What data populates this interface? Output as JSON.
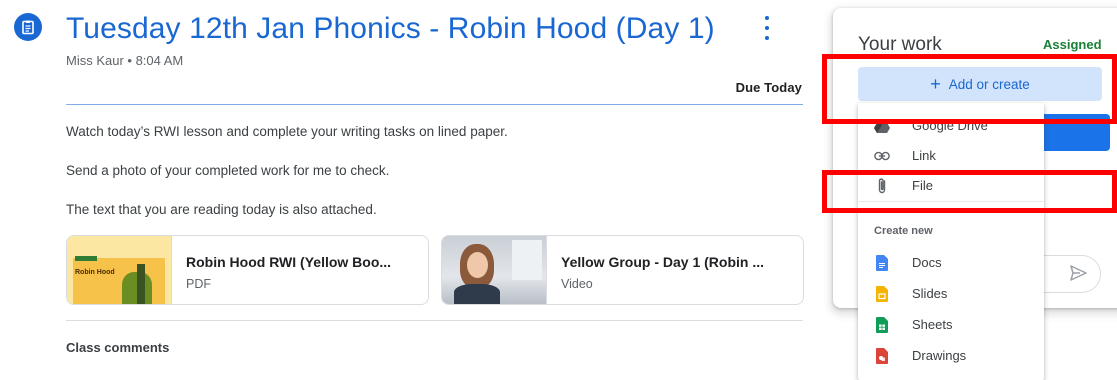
{
  "assignment": {
    "title": "Tuesday 12th Jan Phonics - Robin Hood (Day 1)",
    "meta": "Miss Kaur • 8:04 AM",
    "due": "Due Today",
    "instructions": [
      "Watch today’s RWI lesson and complete your writing tasks on lined paper.",
      "Send a photo of your completed work for me to check.",
      "The text that you are reading today is also attached."
    ],
    "attachments": [
      {
        "title": "Robin Hood RWI (Yellow Boo...",
        "type": "PDF",
        "thumb_title": "Robin Hood"
      },
      {
        "title": "Yellow Group - Day 1 (Robin ...",
        "type": "Video"
      }
    ],
    "class_comments": "Class comments"
  },
  "your_work": {
    "heading": "Your work",
    "status": "Assigned",
    "add_label": "Add or create",
    "add_plus": "+"
  },
  "menu": {
    "items": [
      {
        "label": "Google Drive",
        "icon": "drive-icon"
      },
      {
        "label": "Link",
        "icon": "link-icon"
      },
      {
        "label": "File",
        "icon": "paperclip-icon"
      }
    ],
    "create_new_label": "Create new",
    "create_items": [
      {
        "label": "Docs",
        "icon": "docs-icon",
        "color": "#4285f4"
      },
      {
        "label": "Slides",
        "icon": "slides-icon",
        "color": "#f4b400"
      },
      {
        "label": "Sheets",
        "icon": "sheets-icon",
        "color": "#0f9d58"
      },
      {
        "label": "Drawings",
        "icon": "drawings-icon",
        "color": "#db4437"
      }
    ]
  },
  "colors": {
    "accent": "#1967d2",
    "assigned": "#188038",
    "highlight": "#ff0000"
  }
}
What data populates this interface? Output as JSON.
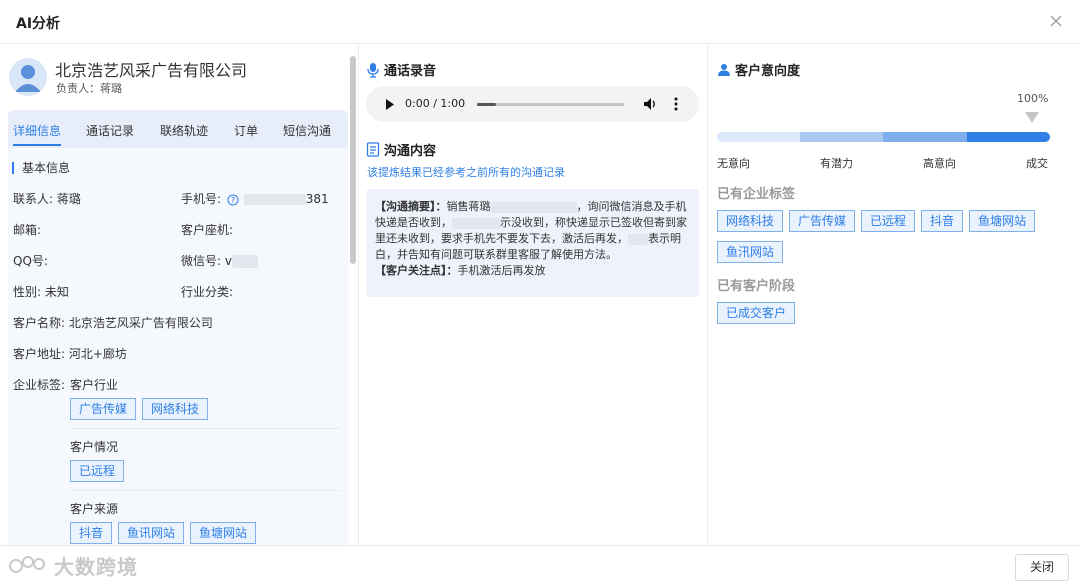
{
  "header": {
    "title": "AI分析"
  },
  "left": {
    "company": "北京浩艺风采广告有限公司",
    "owner_label": "负责人：",
    "owner_name": "蒋璐",
    "tabs": [
      "详细信息",
      "通话记录",
      "联络轨迹",
      "订单",
      "短信沟通"
    ],
    "section_title": "基本信息",
    "fields": {
      "contact": "联系人: 蒋璐",
      "mobile_label": "手机号:",
      "mobile_tail": "381",
      "email": "邮箱:",
      "landline": "客户座机:",
      "qq": "QQ号:",
      "wechat_label": "微信号:",
      "wechat_prefix": "v",
      "gender": "性别: 未知",
      "industry": "行业分类:",
      "customer_name": "客户名称: 北京浩艺风采广告有限公司",
      "address": "客户地址: 河北+廊坊",
      "enterprise_tags_label": "企业标签:"
    },
    "tag_groups": [
      {
        "title": "客户行业",
        "tags": [
          "广告传媒",
          "网络科技"
        ]
      },
      {
        "title": "客户情况",
        "tags": [
          "已远程"
        ]
      },
      {
        "title": "客户来源",
        "tags": [
          "抖音",
          "鱼讯网站",
          "鱼塘网站"
        ]
      }
    ]
  },
  "middle": {
    "recording_title": "通话录音",
    "audio_time": "0:00 / 1:00",
    "audio_progress": 0,
    "content_title": "沟通内容",
    "hint": "该提炼结果已经参考之前所有的沟通记录",
    "summary_label": "【沟通摘要】：",
    "summary_part1": "销售蒋璐",
    "summary_part2": "，询问微信消息及手机快递是否收到，",
    "summary_part3": "示没收到，称快递显示已签收但寄到家里还未收到，要求手机先不要发下去，激活后再发，",
    "summary_part4": "表示明白，并告知有问题可联系群里客服了解使用方法。",
    "focus_label": "【客户关注点】：",
    "focus_text": "手机激活后再发放"
  },
  "right": {
    "intent_title": "客户意向度",
    "intent_percent_label": "100%",
    "intent_value": 1.0,
    "levels": [
      "无意向",
      "有潜力",
      "高意向",
      "成交"
    ],
    "colors": {
      "accent": "#2f7fe6",
      "seg1": "#dce9fa",
      "seg2": "#a9c9f2",
      "seg3": "#7eaeed",
      "seg4": "#2f7fe6"
    },
    "enterprise_tags_title": "已有企业标签",
    "enterprise_tags": [
      "网络科技",
      "广告传媒",
      "已远程",
      "抖音",
      "鱼塘网站",
      "鱼汛网站"
    ],
    "stage_title": "已有客户阶段",
    "stage_tags": [
      "已成交客户"
    ]
  },
  "footer": {
    "close_label": "关闭",
    "watermark": "大数跨境"
  }
}
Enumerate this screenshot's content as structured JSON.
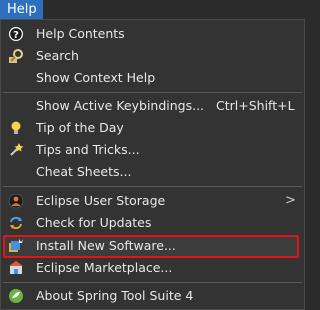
{
  "menubar": {
    "help_label": "Help"
  },
  "menu": {
    "items": [
      {
        "label": "Help Contents",
        "icon": "help-contents-icon"
      },
      {
        "label": "Search",
        "icon": "search-icon"
      },
      {
        "label": "Show Context Help",
        "icon": ""
      },
      {
        "label": "Show Active Keybindings...",
        "shortcut": "Ctrl+Shift+L",
        "icon": ""
      },
      {
        "label": "Tip of the Day",
        "icon": "lightbulb-icon"
      },
      {
        "label": "Tips and Tricks...",
        "icon": "tips-tricks-icon"
      },
      {
        "label": "Cheat Sheets...",
        "icon": ""
      },
      {
        "label": "Eclipse User Storage",
        "submenu_arrow": ">",
        "icon": "user-storage-icon"
      },
      {
        "label": "Check for Updates",
        "icon": "check-updates-icon"
      },
      {
        "label": "Install New Software...",
        "icon": "install-software-icon",
        "highlighted": true
      },
      {
        "label": "Eclipse Marketplace...",
        "icon": "marketplace-icon"
      },
      {
        "label": "About Spring Tool Suite 4",
        "icon": "spring-icon"
      }
    ]
  },
  "colors": {
    "menubar_selected": "#2f6fbf",
    "menu_background": "#333333",
    "highlight_border": "#e0151a",
    "text": "#e8e8e8"
  }
}
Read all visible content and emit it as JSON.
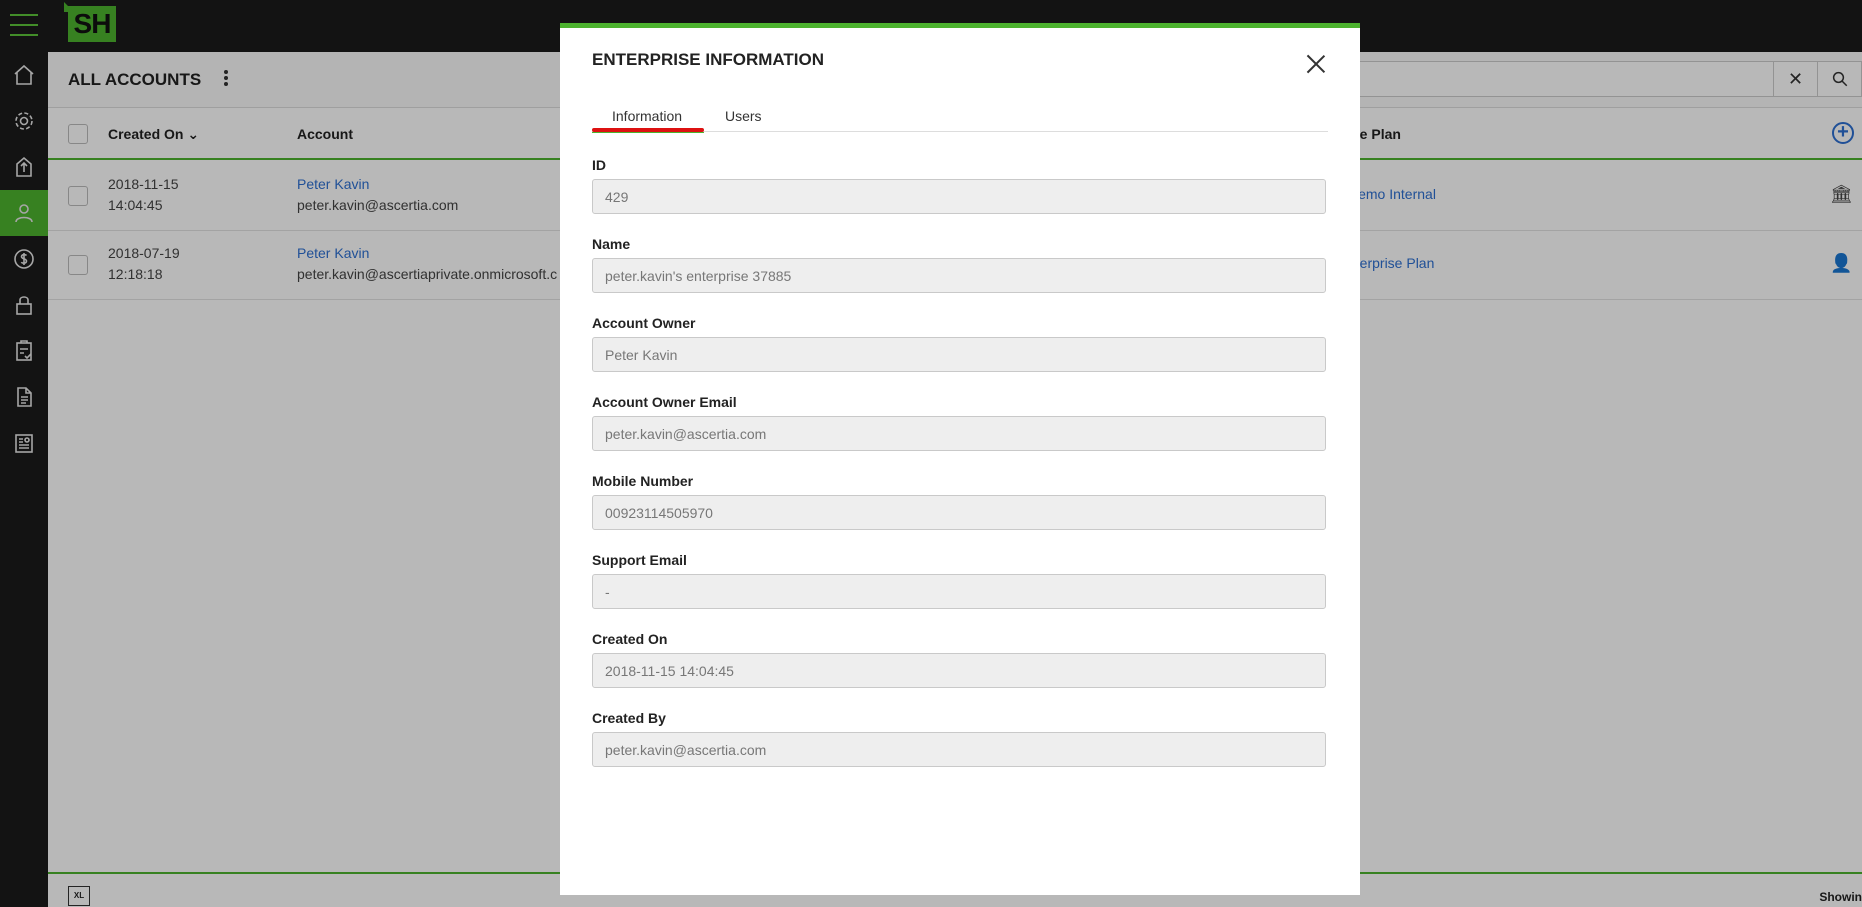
{
  "app": {
    "logo_text": "SH"
  },
  "sidebar": {
    "items": [
      {
        "icon": "home-icon"
      },
      {
        "icon": "gear-icon"
      },
      {
        "icon": "upload-icon"
      },
      {
        "icon": "user-icon",
        "active": true
      },
      {
        "icon": "dollar-icon"
      },
      {
        "icon": "lock-icon"
      },
      {
        "icon": "clipboard-check-icon"
      },
      {
        "icon": "document-icon"
      },
      {
        "icon": "report-icon"
      }
    ]
  },
  "page": {
    "title": "ALL ACCOUNTS",
    "columns": {
      "created_on": "Created On",
      "account": "Account",
      "service_plan": "ice Plan"
    },
    "rows": [
      {
        "date": "2018-11-15",
        "time": "14:04:45",
        "name": "Peter Kavin",
        "email": "peter.kavin@ascertia.com",
        "plan": "Demo Internal"
      },
      {
        "date": "2018-07-19",
        "time": "12:18:18",
        "name": "Peter Kavin",
        "email": "peter.kavin@ascertiaprivate.onmicrosoft.c",
        "plan": "nterprise Plan"
      }
    ],
    "footer": {
      "export_label": "XL",
      "showing": "Showin"
    }
  },
  "modal": {
    "title": "ENTERPRISE INFORMATION",
    "tabs": [
      {
        "label": "Information",
        "active": true
      },
      {
        "label": "Users",
        "active": false
      }
    ],
    "fields": [
      {
        "label": "ID",
        "value": "429"
      },
      {
        "label": "Name",
        "value": "peter.kavin's enterprise 37885"
      },
      {
        "label": "Account Owner",
        "value": "Peter Kavin"
      },
      {
        "label": "Account Owner Email",
        "value": "peter.kavin@ascertia.com"
      },
      {
        "label": "Mobile Number",
        "value": "00923114505970"
      },
      {
        "label": "Support Email",
        "value": "-"
      },
      {
        "label": "Created On",
        "value": "2018-11-15 14:04:45"
      },
      {
        "label": "Created By",
        "value": "peter.kavin@ascertia.com"
      }
    ]
  },
  "colors": {
    "accent": "#4db32f",
    "link": "#2d6fd1",
    "tab_indicator": "#dd1111"
  }
}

● DIRECTIVE:
Look above for lines with the word "Eclipse" and copy them all.

● THE RESPONSE:
        "label": "Eclipse User Storage",
        "label": "Eclipse Marketplace...",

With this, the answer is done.